[START Data lines]
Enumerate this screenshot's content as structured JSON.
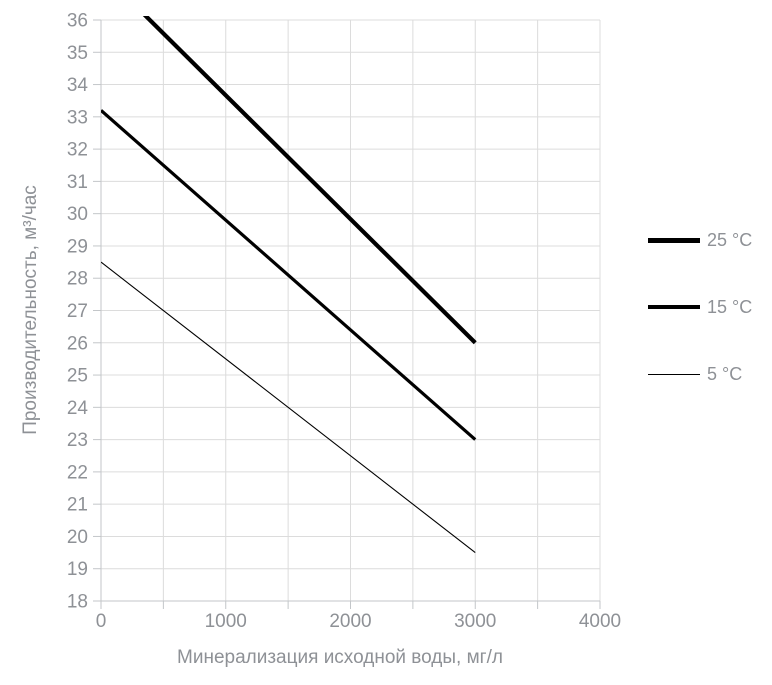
{
  "chart_data": {
    "type": "line",
    "xlabel": "Минерализация исходной воды, мг/л",
    "ylabel": "Производительность, м³/час",
    "xlim": [
      0,
      4000
    ],
    "ylim": [
      18,
      36
    ],
    "x_gridline_step": 500,
    "y_tick_step": 1,
    "x_tick_values": [
      0,
      1000,
      2000,
      3000,
      4000
    ],
    "x_tick_labels": [
      "0",
      "1000",
      "2000",
      "3000",
      "4000"
    ],
    "y_tick_labels": [
      "18",
      "19",
      "20",
      "21",
      "22",
      "23",
      "24",
      "25",
      "26",
      "27",
      "28",
      "29",
      "30",
      "31",
      "32",
      "33",
      "34",
      "35",
      "36"
    ],
    "grid": true,
    "legend_position": "right",
    "series": [
      {
        "name": "25 °C",
        "x": [
          0,
          3000
        ],
        "y": [
          37.5,
          26
        ],
        "stroke_width": 4.2,
        "color": "#000000"
      },
      {
        "name": "15 °C",
        "x": [
          0,
          3000
        ],
        "y": [
          33.2,
          23
        ],
        "stroke_width": 3.2,
        "color": "#000000"
      },
      {
        "name": "5 °C",
        "x": [
          0,
          3000
        ],
        "y": [
          28.5,
          19.5
        ],
        "stroke_width": 1.1,
        "color": "#000000"
      }
    ],
    "colors": {
      "gridline": "#dcdcdc",
      "axis": "#c3c6c9",
      "tick_text": "#8e9196",
      "series_line": "#000000",
      "background": "#ffffff"
    }
  }
}
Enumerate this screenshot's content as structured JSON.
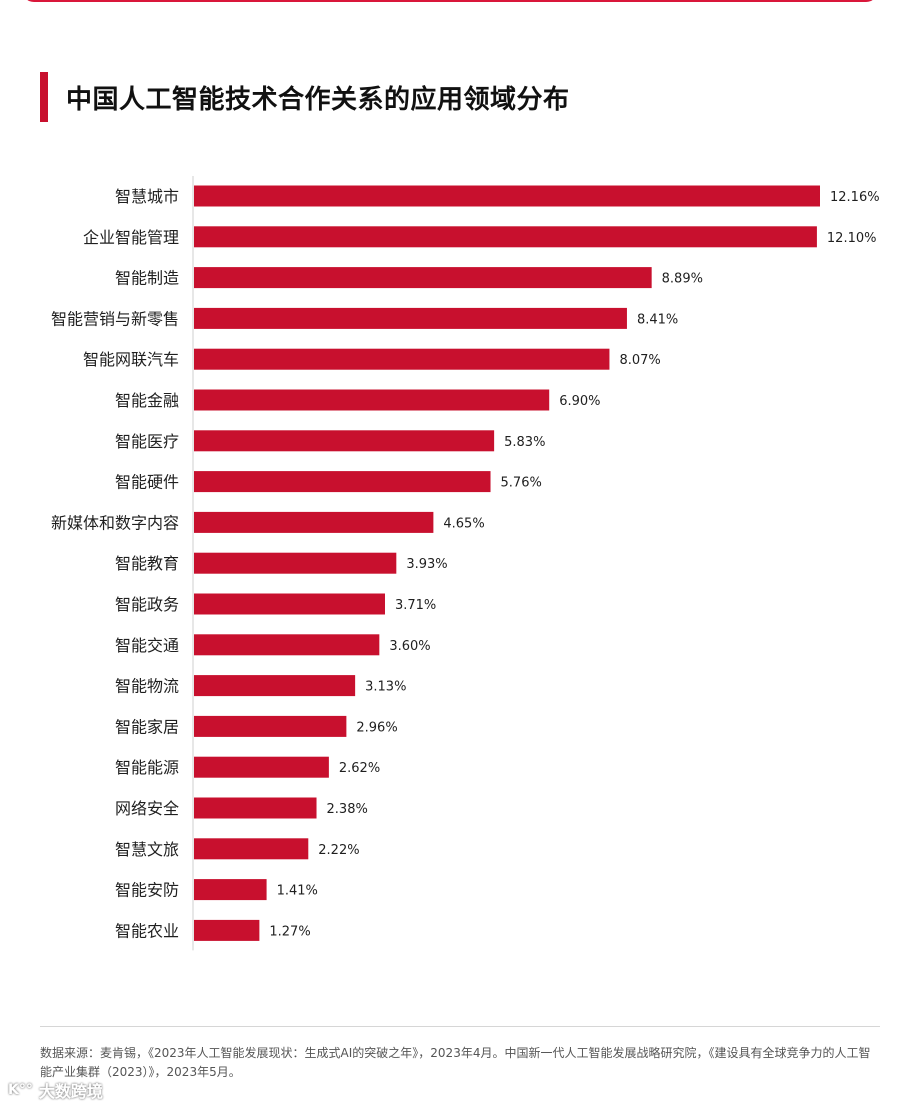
{
  "title": "中国人工智能技术合作关系的应用领域分布",
  "chart_data": {
    "type": "bar",
    "orientation": "horizontal",
    "categories": [
      "智慧城市",
      "企业智能管理",
      "智能制造",
      "智能营销与新零售",
      "智能网联汽车",
      "智能金融",
      "智能医疗",
      "智能硬件",
      "新媒体和数字内容",
      "智能教育",
      "智能政务",
      "智能交通",
      "智能物流",
      "智能家居",
      "智能能源",
      "网络安全",
      "智慧文旅",
      "智能安防",
      "智能农业"
    ],
    "values": [
      12.16,
      12.1,
      8.89,
      8.41,
      8.07,
      6.9,
      5.83,
      5.76,
      4.65,
      3.93,
      3.71,
      3.6,
      3.13,
      2.96,
      2.62,
      2.38,
      2.22,
      1.41,
      1.27
    ],
    "value_labels": [
      "12.16%",
      "12.10%",
      "8.89%",
      "8.41%",
      "8.07%",
      "6.90%",
      "5.83%",
      "5.76%",
      "4.65%",
      "3.93%",
      "3.71%",
      "3.60%",
      "3.13%",
      "2.96%",
      "2.62%",
      "2.38%",
      "2.22%",
      "1.41%",
      "1.27%"
    ],
    "unit": "%",
    "bar_color": "#c8102e",
    "xlim": [
      0,
      12.16
    ],
    "grid": false
  },
  "source": "数据来源：麦肯锡，《2023年人工智能发展现状：生成式AI的突破之年》，2023年4月。中国新一代人工智能发展战略研究院，《建设具有全球竞争力的人工智能产业集群（2023）》，2023年5月。",
  "watermark": "大数跨境",
  "watermark_logo": "K°°"
}
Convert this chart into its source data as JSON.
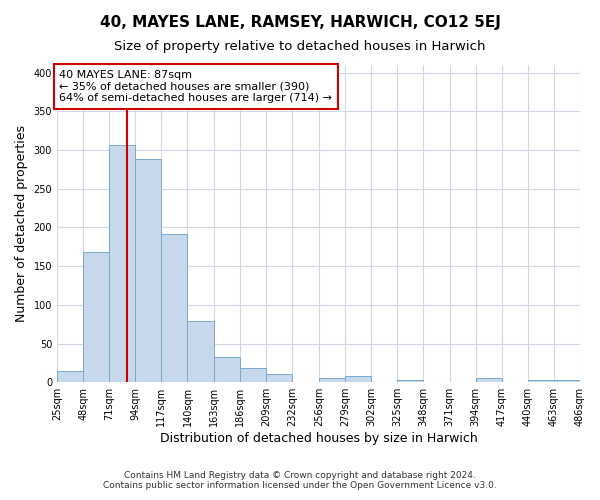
{
  "title": "40, MAYES LANE, RAMSEY, HARWICH, CO12 5EJ",
  "subtitle": "Size of property relative to detached houses in Harwich",
  "xlabel": "Distribution of detached houses by size in Harwich",
  "ylabel": "Number of detached properties",
  "footer_lines": [
    "Contains HM Land Registry data © Crown copyright and database right 2024.",
    "Contains public sector information licensed under the Open Government Licence v3.0."
  ],
  "bin_edges": [
    25,
    48,
    71,
    94,
    117,
    140,
    163,
    186,
    209,
    232,
    256,
    279,
    302,
    325,
    348,
    371,
    394,
    417,
    440,
    463,
    486
  ],
  "bin_labels": [
    "25sqm",
    "48sqm",
    "71sqm",
    "94sqm",
    "117sqm",
    "140sqm",
    "163sqm",
    "186sqm",
    "209sqm",
    "232sqm",
    "256sqm",
    "279sqm",
    "302sqm",
    "325sqm",
    "348sqm",
    "371sqm",
    "394sqm",
    "417sqm",
    "440sqm",
    "463sqm",
    "486sqm"
  ],
  "bar_heights": [
    15,
    168,
    306,
    289,
    191,
    79,
    32,
    19,
    10,
    0,
    5,
    8,
    0,
    3,
    0,
    0,
    5,
    0,
    3,
    3
  ],
  "bar_color": "#c8d8ec",
  "bar_edge_color": "#7ba8cc",
  "vline_x": 87,
  "vline_color": "#cc0000",
  "annotation_text": "40 MAYES LANE: 87sqm\n← 35% of detached houses are smaller (390)\n64% of semi-detached houses are larger (714) →",
  "annotation_box_color": "#ffffff",
  "annotation_box_edge_color": "#cc0000",
  "ylim": [
    0,
    410
  ],
  "yticks": [
    0,
    50,
    100,
    150,
    200,
    250,
    300,
    350,
    400
  ],
  "plot_bg_color": "#ffffff",
  "fig_bg_color": "#ffffff",
  "grid_color": "#d0d8e8",
  "title_fontsize": 11,
  "subtitle_fontsize": 9.5,
  "axis_label_fontsize": 9,
  "tick_fontsize": 7,
  "annotation_fontsize": 8,
  "footer_fontsize": 6.5
}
[END Data lines]
Description of the task →
Reproduce each entry verbatim, excluding any embedded images.

Correct response →
Enumerate this screenshot's content as structured JSON.
{
  "chart_data": {
    "type": "line",
    "xlabel": "Минерализация исходной воды, мг/л",
    "ylabel": "Производительность, м³/час",
    "xlim": [
      0,
      4000
    ],
    "ylim": [
      18,
      36
    ],
    "x_gridline_step": 500,
    "y_tick_step": 1,
    "x_tick_values": [
      0,
      1000,
      2000,
      3000,
      4000
    ],
    "x_tick_labels": [
      "0",
      "1000",
      "2000",
      "3000",
      "4000"
    ],
    "y_tick_labels": [
      "18",
      "19",
      "20",
      "21",
      "22",
      "23",
      "24",
      "25",
      "26",
      "27",
      "28",
      "29",
      "30",
      "31",
      "32",
      "33",
      "34",
      "35",
      "36"
    ],
    "grid": true,
    "legend_position": "right",
    "series": [
      {
        "name": "25 °C",
        "x": [
          0,
          3000
        ],
        "y": [
          37.5,
          26
        ],
        "stroke_width": 4.2,
        "color": "#000000"
      },
      {
        "name": "15 °C",
        "x": [
          0,
          3000
        ],
        "y": [
          33.2,
          23
        ],
        "stroke_width": 3.2,
        "color": "#000000"
      },
      {
        "name": "5 °C",
        "x": [
          0,
          3000
        ],
        "y": [
          28.5,
          19.5
        ],
        "stroke_width": 1.1,
        "color": "#000000"
      }
    ],
    "colors": {
      "gridline": "#dcdcdc",
      "axis": "#c3c6c9",
      "tick_text": "#8e9196",
      "series_line": "#000000",
      "background": "#ffffff"
    }
  }
}
Enumerate this screenshot's content as structured JSON.
{
  "title": "中国人工智能技术合作关系的应用领域分布",
  "chart_data": {
    "type": "bar",
    "orientation": "horizontal",
    "categories": [
      "智慧城市",
      "企业智能管理",
      "智能制造",
      "智能营销与新零售",
      "智能网联汽车",
      "智能金融",
      "智能医疗",
      "智能硬件",
      "新媒体和数字内容",
      "智能教育",
      "智能政务",
      "智能交通",
      "智能物流",
      "智能家居",
      "智能能源",
      "网络安全",
      "智慧文旅",
      "智能安防",
      "智能农业"
    ],
    "values": [
      12.16,
      12.1,
      8.89,
      8.41,
      8.07,
      6.9,
      5.83,
      5.76,
      4.65,
      3.93,
      3.71,
      3.6,
      3.13,
      2.96,
      2.62,
      2.38,
      2.22,
      1.41,
      1.27
    ],
    "value_labels": [
      "12.16%",
      "12.10%",
      "8.89%",
      "8.41%",
      "8.07%",
      "6.90%",
      "5.83%",
      "5.76%",
      "4.65%",
      "3.93%",
      "3.71%",
      "3.60%",
      "3.13%",
      "2.96%",
      "2.62%",
      "2.38%",
      "2.22%",
      "1.41%",
      "1.27%"
    ],
    "unit": "%",
    "bar_color": "#c8102e",
    "xlim": [
      0,
      12.16
    ],
    "grid": false
  },
  "source": "数据来源：麦肯锡，《2023年人工智能发展现状：生成式AI的突破之年》，2023年4月。中国新一代人工智能发展战略研究院，《建设具有全球竞争力的人工智能产业集群（2023）》，2023年5月。",
  "watermark": "大数跨境",
  "watermark_logo": "K°°"
}
Convert this chart into its source data as JSON.
{
  "title": "40, MAYES LANE, RAMSEY, HARWICH, CO12 5EJ",
  "subtitle": "Size of property relative to detached houses in Harwich",
  "xlabel": "Distribution of detached houses by size in Harwich",
  "ylabel": "Number of detached properties",
  "footer_lines": [
    "Contains HM Land Registry data © Crown copyright and database right 2024.",
    "Contains public sector information licensed under the Open Government Licence v3.0."
  ],
  "bin_edges": [
    25,
    48,
    71,
    94,
    117,
    140,
    163,
    186,
    209,
    232,
    256,
    279,
    302,
    325,
    348,
    371,
    394,
    417,
    440,
    463,
    486
  ],
  "bin_labels": [
    "25sqm",
    "48sqm",
    "71sqm",
    "94sqm",
    "117sqm",
    "140sqm",
    "163sqm",
    "186sqm",
    "209sqm",
    "232sqm",
    "256sqm",
    "279sqm",
    "302sqm",
    "325sqm",
    "348sqm",
    "371sqm",
    "394sqm",
    "417sqm",
    "440sqm",
    "463sqm",
    "486sqm"
  ],
  "bar_heights": [
    15,
    168,
    306,
    289,
    191,
    79,
    32,
    19,
    10,
    0,
    5,
    8,
    0,
    3,
    0,
    0,
    5,
    0,
    3,
    3
  ],
  "bar_color": "#c8d8ec",
  "bar_edge_color": "#7ba8cc",
  "vline_x": 87,
  "vline_color": "#cc0000",
  "annotation_text": "40 MAYES LANE: 87sqm\n← 35% of detached houses are smaller (390)\n64% of semi-detached houses are larger (714) →",
  "annotation_box_color": "#ffffff",
  "annotation_box_edge_color": "#cc0000",
  "ylim": [
    0,
    410
  ],
  "yticks": [
    0,
    50,
    100,
    150,
    200,
    250,
    300,
    350,
    400
  ],
  "plot_bg_color": "#ffffff",
  "fig_bg_color": "#ffffff",
  "grid_color": "#d0d8e8",
  "title_fontsize": 11,
  "subtitle_fontsize": 9.5,
  "axis_label_fontsize": 9,
  "tick_fontsize": 7,
  "annotation_fontsize": 8,
  "footer_fontsize": 6.5
}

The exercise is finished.